- Short task: Copy out every line of the data exactly.

(Dataset excerpt)

------------

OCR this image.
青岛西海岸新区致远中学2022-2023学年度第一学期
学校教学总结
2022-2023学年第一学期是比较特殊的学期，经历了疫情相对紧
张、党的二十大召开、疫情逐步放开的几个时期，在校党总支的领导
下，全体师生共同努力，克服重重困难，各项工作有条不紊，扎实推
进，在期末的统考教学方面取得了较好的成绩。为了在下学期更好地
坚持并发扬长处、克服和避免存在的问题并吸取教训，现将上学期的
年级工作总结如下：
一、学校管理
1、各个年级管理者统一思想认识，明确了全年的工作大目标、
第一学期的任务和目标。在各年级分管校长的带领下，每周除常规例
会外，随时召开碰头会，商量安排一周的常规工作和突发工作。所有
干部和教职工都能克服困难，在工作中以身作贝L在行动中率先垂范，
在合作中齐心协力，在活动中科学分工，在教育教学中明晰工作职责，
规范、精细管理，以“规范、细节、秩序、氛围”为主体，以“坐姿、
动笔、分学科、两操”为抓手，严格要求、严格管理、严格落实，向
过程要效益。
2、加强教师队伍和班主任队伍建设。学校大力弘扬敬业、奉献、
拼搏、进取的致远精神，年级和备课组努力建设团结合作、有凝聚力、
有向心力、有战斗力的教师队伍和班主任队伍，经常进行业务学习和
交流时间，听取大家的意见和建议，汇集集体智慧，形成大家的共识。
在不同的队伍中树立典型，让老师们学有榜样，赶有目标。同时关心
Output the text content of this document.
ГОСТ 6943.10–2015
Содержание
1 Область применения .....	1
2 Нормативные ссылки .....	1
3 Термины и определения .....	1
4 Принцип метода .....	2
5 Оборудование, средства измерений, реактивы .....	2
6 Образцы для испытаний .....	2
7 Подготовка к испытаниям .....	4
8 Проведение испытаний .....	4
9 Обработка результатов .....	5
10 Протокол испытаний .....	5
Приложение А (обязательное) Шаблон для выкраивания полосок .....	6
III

------------

- Response to this exercise:
OCR this image.
青岛西海岸新区致远中学2022-2023学年度第一学期
学校教学总结
2022-2023学年第一学期是比较特殊的学期，经历了疫情相对紧
张、党的二十大召开、疫情逐步放开的几个时期，在校党总支的领导
下，全体师生共同努力，克服重重困难，各项工作有条不紊，扎实推
进，在期末的统考教学方面取得了较好的成绩。为了在下学期更好地
坚持并发扬长处、克服和避免存在的问题并吸取教训，现将上学期的
年级工作总结如下：
一、学校管理
1、各个年级管理者统一思想认识，明确了全年的工作大目标、
第一学期的任务和目标。在各年级分管校长的带领下，每周除常规例
会外，随时召开碰头会，商量安排一周的常规工作和突发工作。所有
干部和教职工都能克服困难，在工作中以身作贝L在行动中率先垂范，
在合作中齐心协力，在活动中科学分工，在教育教学中明晰工作职责，
规范、精细管理，以“规范、细节、秩序、氛围”为主体，以“坐姿、
动笔、分学科、两操”为抓手，严格要求、严格管理、严格落实，向
过程要效益。
2、加强教师队伍和班主任队伍建设。学校大力弘扬敬业、奉献、
拼搏、进取的致远精神，年级和备课组努力建设团结合作、有凝聚力、
有向心力、有战斗力的教师队伍和班主任队伍，经常进行业务学习和
交流时间，听取大家的意见和建议，汇集集体智慧，形成大家的共识。
在不同的队伍中树立典型，让老师们学有榜样，赶有目标。同时关心
Output the text content of this document.
ГОСТ 6943.10–2015
Содержание
1 Область применения .....	1
2 Нормативные ссылки .....	1
3 Термины и определения .....	1
4 Принцип метода .....	2
5 Оборудование, средства измерений, реактивы .....	2
6 Образцы для испытаний .....	2
7 Подготовка к испытаниям .....	4
8 Проведение испытаний .....	4
9 Обработка результатов .....	5
10 Протокол испытаний .....	5
Приложение А (обязательное) Шаблон для выкраивания полосок .....	6
III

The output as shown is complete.